PROBLEM REQUIREMENTS: Copy everything in the data below exactly except the pictures.

Records excerpted from a collection:
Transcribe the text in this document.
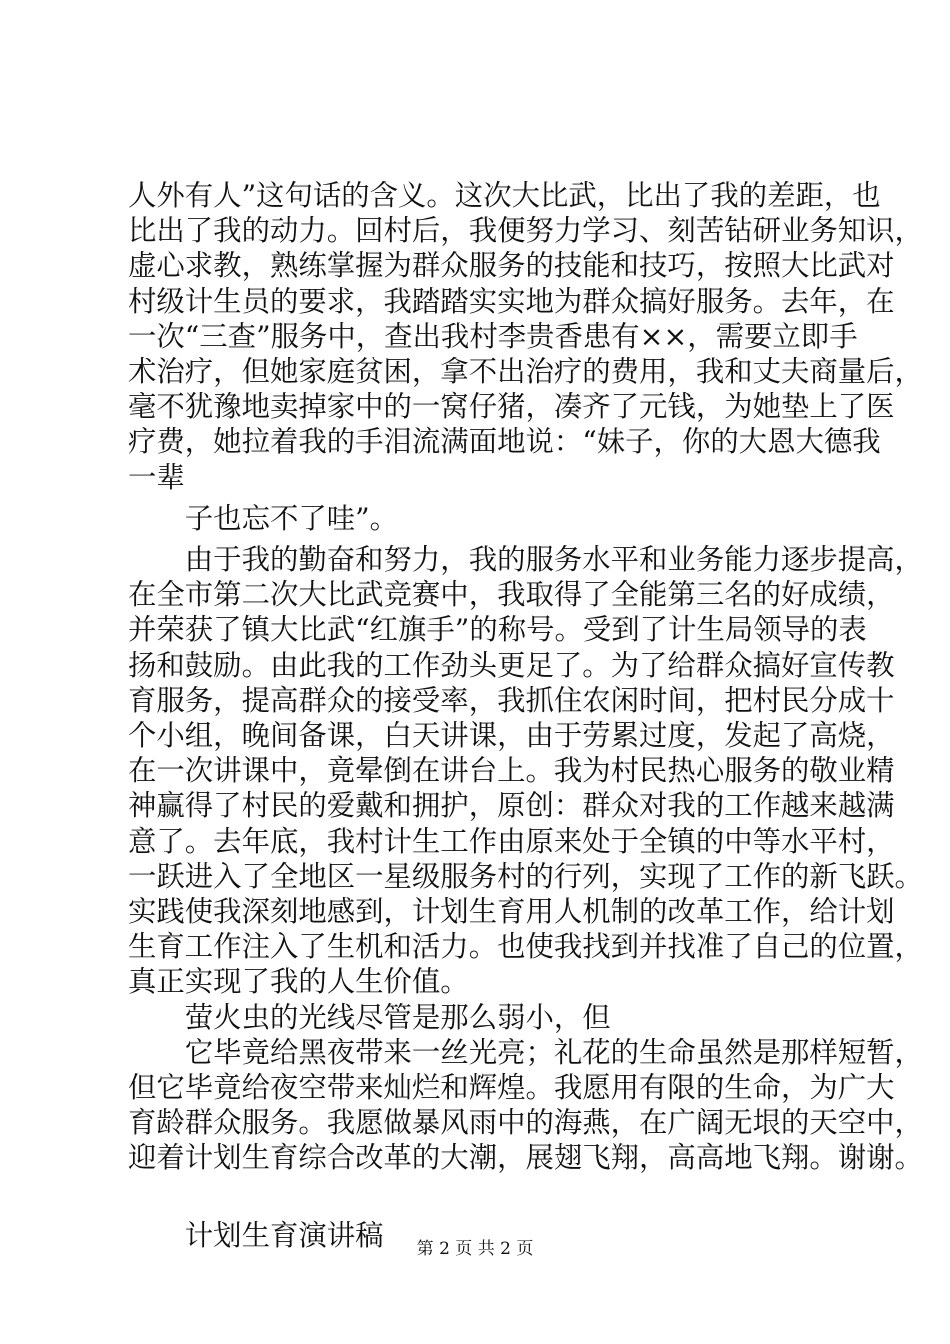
人外有人”这句话的含义。这次大比武，比出了我的差距，也
比出了我的动力。回村后，我便努力学习、刻苦钻研业务知识，
虚心求教，熟练掌握为群众服务的技能和技巧，按照大比武对
村级计生员的要求，我踏踏实实地为群众搞好服务。去年，在
一次“三查”服务中，查出我村李贵香患有××，需要立即手
术治疗，但她家庭贫困，拿不出治疗的费用，我和丈夫商量后，
毫不犹豫地卖掉家中的一窝仔猪，凑齐了元钱，为她垫上了医
疗费，她拉着我的手泪流满面地说：“妹子，你的大恩大德我
一辈
　　子也忘不了哇”。
　　由于我的勤奋和努力，我的服务水平和业务能力逐步提高，
在全市第二次大比武竞赛中，我取得了全能第三名的好成绩，
并荣获了镇大比武“红旗手”的称号。受到了计生局领导的表
扬和鼓励。由此我的工作劲头更足了。为了给群众搞好宣传教
育服务，提高群众的接受率，我抓住农闲时间，把村民分成十
个小组，晚间备课，白天讲课，由于劳累过度，发起了高烧，
在一次讲课中，竟晕倒在讲台上。我为村民热心服务的敬业精
神赢得了村民的爱戴和拥护，原创：群众对我的工作越来越满
意了。去年底，我村计生工作由原来处于全镇的中等水平村，
一跃进入了全地区一星级服务村的行列，实现了工作的新飞跃。
实践使我深刻地感到，计划生育用人机制的改革工作，给计划
生育工作注入了生机和活力。也使我找到并找准了自己的位置，
真正实现了我的人生价值。
　　萤火虫的光线尽管是那么弱小，但
　　它毕竟给黑夜带来一丝光亮；礼花的生命虽然是那样短暂，
但它毕竟给夜空带来灿烂和辉煌。我愿用有限的生命，为广大
育龄群众服务。我愿做暴风雨中的海燕，在广阔无垠的天空中，
迎着计划生育综合改革的大潮，展翅飞翔，高高地飞翔。谢谢。
第 2 页 共 2 页
　　计划生育演讲稿
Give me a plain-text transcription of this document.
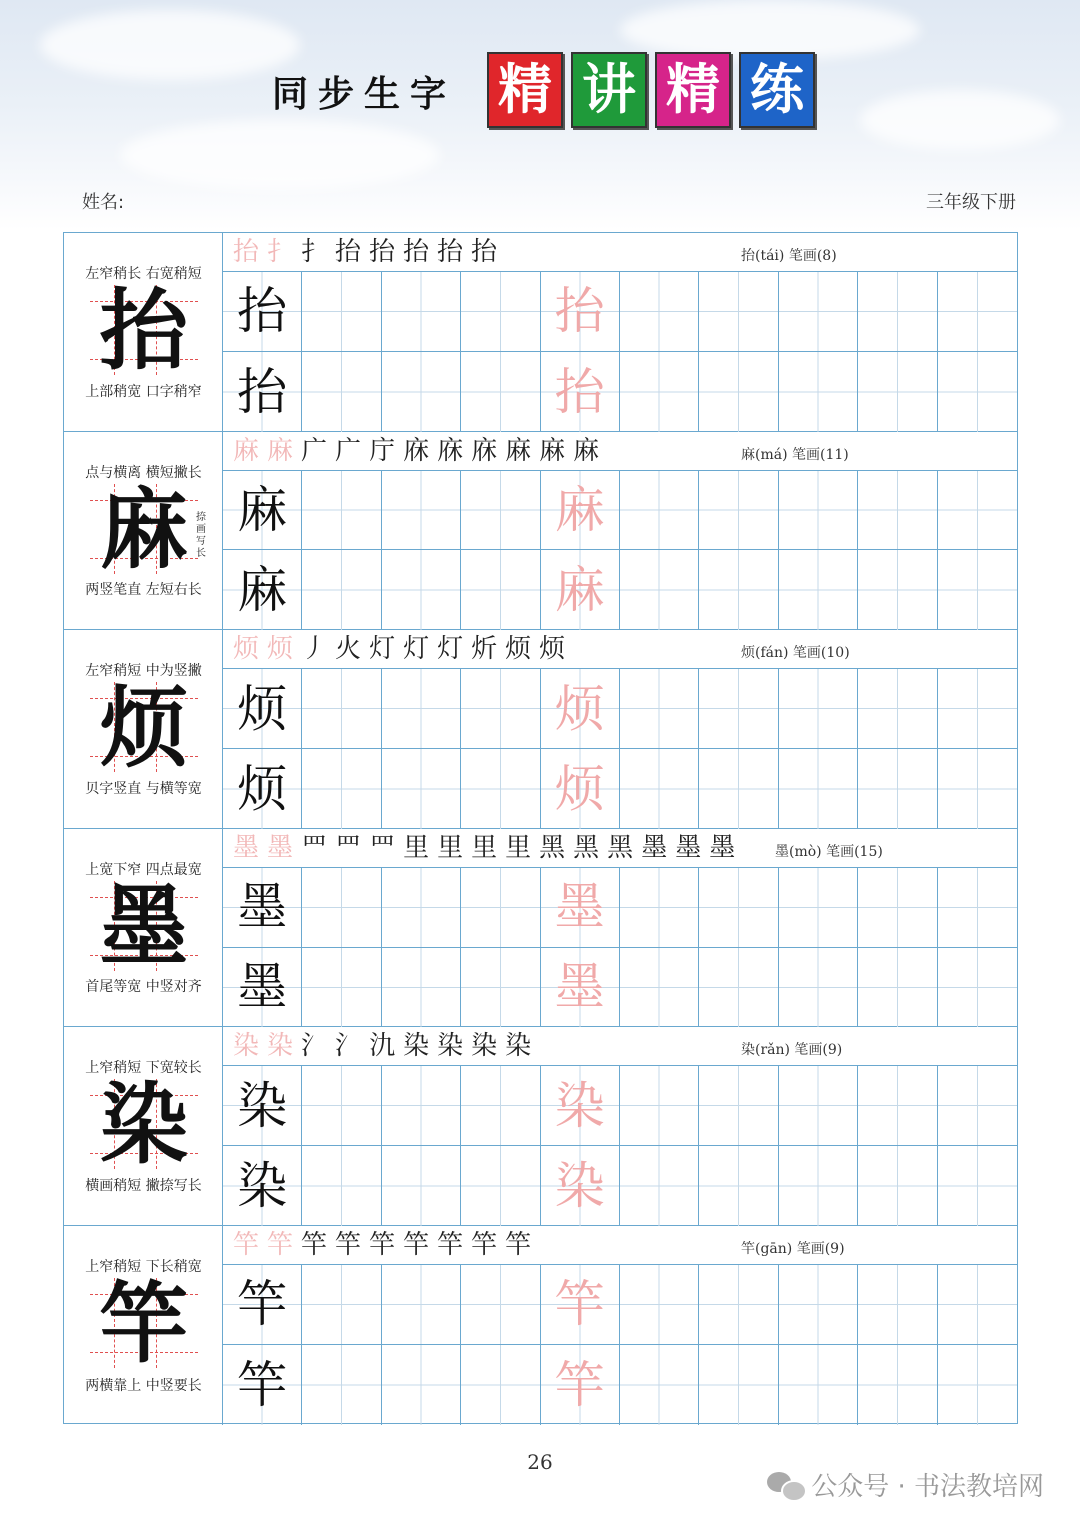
同步生字 精 讲 精 练
姓名:	三年级下册
左窄稍长 右宽稍短
抬
上部稍宽 口字稍窄
抬 扌 扌 抬 抬 抬 抬 抬	抬(tái) 笔画(8)
抬	抬
抬	抬
点与横离 横短撇长
麻 捺画写长
两竖笔直 左短右长
麻 麻 广 广 庁 庥 庥 庥 麻 麻 麻	麻(má) 笔画(11)
麻	麻
麻	麻
左窄稍短 中为竖撇
烦
贝字竖直 与横等宽
烦 烦 丿 火 灯 灯 灯 炘 烦 烦	烦(fán) 笔画(10)
烦	烦
烦	烦
上宽下窄 四点最宽
墨
首尾等宽 中竖对齐
墨 墨 罒 罒 罒 里 里 里 里 黑 黑 黑 墨 墨 墨	墨(mò) 笔画(15)
墨	墨
墨	墨
上窄稍短 下宽较长
染
横画稍短 撇捺写长
染 染 氵 氵 氿 染 染 染 染	染(rǎn) 笔画(9)
染	染
染	染
上窄稍短 下长稍宽
竿
两横靠上 中竖要长
竿 竿 竿 竿 竿 竿 竿 竿 竿	竿(gān) 笔画(9)
竿	竿
竿	竿
26
公众号 · 书法教培网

TASK RESPONSE:
Transcribe the text in this document.
人外有人”这句话的含义。这次大比武，比出了我的差距，也
比出了我的动力。回村后，我便努力学习、刻苦钻研业务知识，
虚心求教，熟练掌握为群众服务的技能和技巧，按照大比武对
村级计生员的要求，我踏踏实实地为群众搞好服务。去年，在
一次“三查”服务中，查出我村李贵香患有××，需要立即手
术治疗，但她家庭贫困，拿不出治疗的费用，我和丈夫商量后，
毫不犹豫地卖掉家中的一窝仔猪，凑齐了元钱，为她垫上了医
疗费，她拉着我的手泪流满面地说：“妹子，你的大恩大德我
一辈
　　子也忘不了哇”。
　　由于我的勤奋和努力，我的服务水平和业务能力逐步提高，
在全市第二次大比武竞赛中，我取得了全能第三名的好成绩，
并荣获了镇大比武“红旗手”的称号。受到了计生局领导的表
扬和鼓励。由此我的工作劲头更足了。为了给群众搞好宣传教
育服务，提高群众的接受率，我抓住农闲时间，把村民分成十
个小组，晚间备课，白天讲课，由于劳累过度，发起了高烧，
在一次讲课中，竟晕倒在讲台上。我为村民热心服务的敬业精
神赢得了村民的爱戴和拥护，原创：群众对我的工作越来越满
意了。去年底，我村计生工作由原来处于全镇的中等水平村，
一跃进入了全地区一星级服务村的行列，实现了工作的新飞跃。
实践使我深刻地感到，计划生育用人机制的改革工作，给计划
生育工作注入了生机和活力。也使我找到并找准了自己的位置，
真正实现了我的人生价值。
　　萤火虫的光线尽管是那么弱小，但
　　它毕竟给黑夜带来一丝光亮；礼花的生命虽然是那样短暂，
但它毕竟给夜空带来灿烂和辉煌。我愿用有限的生命，为广大
育龄群众服务。我愿做暴风雨中的海燕，在广阔无垠的天空中，
迎着计划生育综合改革的大潮，展翅飞翔，高高地飞翔。谢谢。
第 2 页 共 2 页
　　计划生育演讲稿
Give me a plain-text transcription of this document.
同步生字 精 讲 精 练
姓名:	三年级下册
左窄稍长 右宽稍短
抬
上部稍宽 口字稍窄
抬 扌 扌 抬 抬 抬 抬 抬	抬(tái) 笔画(8)
抬	抬
抬	抬
点与横离 横短撇长
麻 捺画写长
两竖笔直 左短右长
麻 麻 广 广 庁 庥 庥 庥 麻 麻 麻	麻(má) 笔画(11)
麻	麻
麻	麻
左窄稍短 中为竖撇
烦
贝字竖直 与横等宽
烦 烦 丿 火 灯 灯 灯 炘 烦 烦	烦(fán) 笔画(10)
烦	烦
烦	烦
上宽下窄 四点最宽
墨
首尾等宽 中竖对齐
墨 墨 罒 罒 罒 里 里 里 里 黑 黑 黑 墨 墨 墨	墨(mò) 笔画(15)
墨	墨
墨	墨
上窄稍短 下宽较长
染
横画稍短 撇捺写长
染 染 氵 氵 氿 染 染 染 染	染(rǎn) 笔画(9)
染	染
染	染
上窄稍短 下长稍宽
竿
两横靠上 中竖要长
竿 竿 竿 竿 竿 竿 竿 竿 竿	竿(gān) 笔画(9)
竿	竿
竿	竿
26
公众号 · 书法教培网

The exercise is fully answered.